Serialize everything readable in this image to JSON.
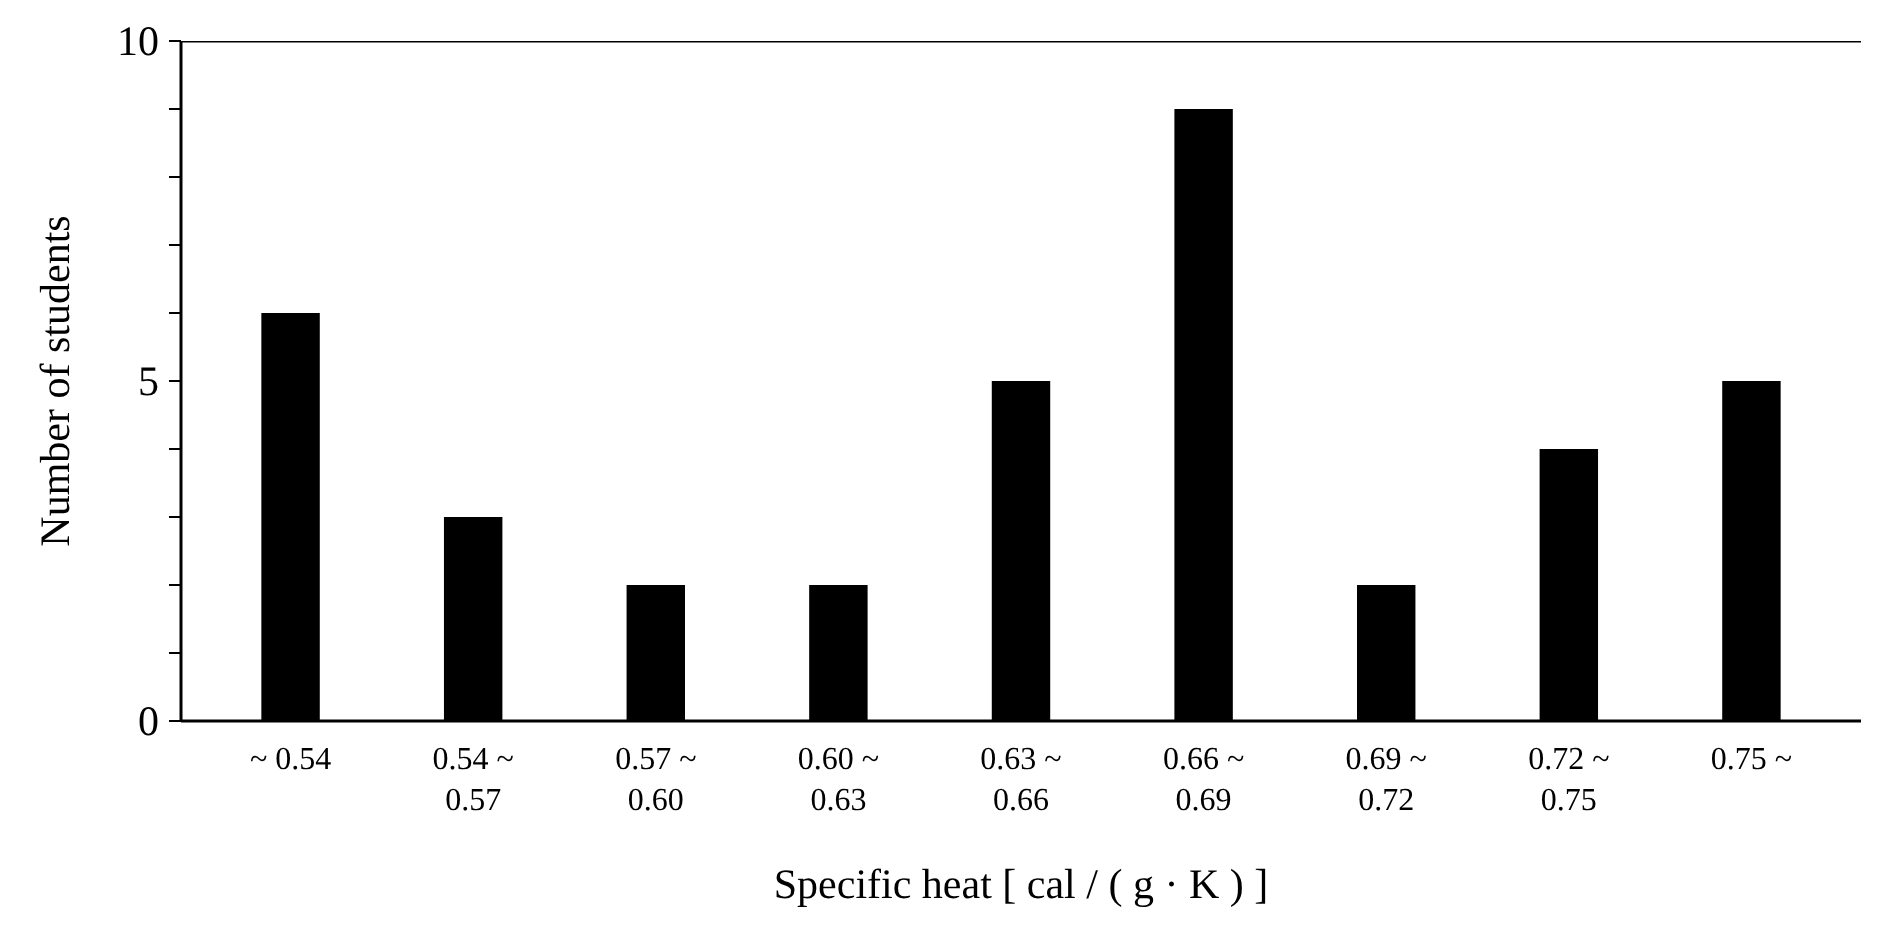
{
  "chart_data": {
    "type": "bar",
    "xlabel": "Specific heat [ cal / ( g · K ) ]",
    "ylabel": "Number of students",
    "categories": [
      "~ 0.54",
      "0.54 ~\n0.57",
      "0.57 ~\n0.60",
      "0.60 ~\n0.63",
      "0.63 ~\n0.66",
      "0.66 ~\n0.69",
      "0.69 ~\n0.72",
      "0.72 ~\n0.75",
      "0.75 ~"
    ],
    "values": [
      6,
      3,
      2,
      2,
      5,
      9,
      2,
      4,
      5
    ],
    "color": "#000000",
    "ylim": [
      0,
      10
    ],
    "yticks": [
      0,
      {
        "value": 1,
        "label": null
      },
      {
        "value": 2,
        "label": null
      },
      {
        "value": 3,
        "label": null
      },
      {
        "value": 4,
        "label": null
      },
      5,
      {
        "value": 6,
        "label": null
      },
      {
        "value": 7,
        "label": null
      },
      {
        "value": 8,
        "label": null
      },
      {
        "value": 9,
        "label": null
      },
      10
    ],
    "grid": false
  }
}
━━━━━━━━━━━━━━━━━━━━━━━━━━━━━━
### [TASK BRIEF]
Reproduce each line word for word and drop the pictures.

### [EXERCISE SOLUTION]
Serialize everything readable in this image to JSON.
{
  "chart_data": {
    "type": "bar",
    "xlabel": "Specific heat [ cal / ( g · K ) ]",
    "ylabel": "Number of students",
    "categories": [
      "~ 0.54",
      "0.54 ~\n0.57",
      "0.57 ~\n0.60",
      "0.60 ~\n0.63",
      "0.63 ~\n0.66",
      "0.66 ~\n0.69",
      "0.69 ~\n0.72",
      "0.72 ~\n0.75",
      "0.75 ~"
    ],
    "values": [
      6,
      3,
      2,
      2,
      5,
      9,
      2,
      4,
      5
    ],
    "color": "#000000",
    "ylim": [
      0,
      10
    ],
    "yticks": [
      0,
      {
        "value": 1,
        "label": null
      },
      {
        "value": 2,
        "label": null
      },
      {
        "value": 3,
        "label": null
      },
      {
        "value": 4,
        "label": null
      },
      5,
      {
        "value": 6,
        "label": null
      },
      {
        "value": 7,
        "label": null
      },
      {
        "value": 8,
        "label": null
      },
      {
        "value": 9,
        "label": null
      },
      10
    ],
    "grid": false
  }
}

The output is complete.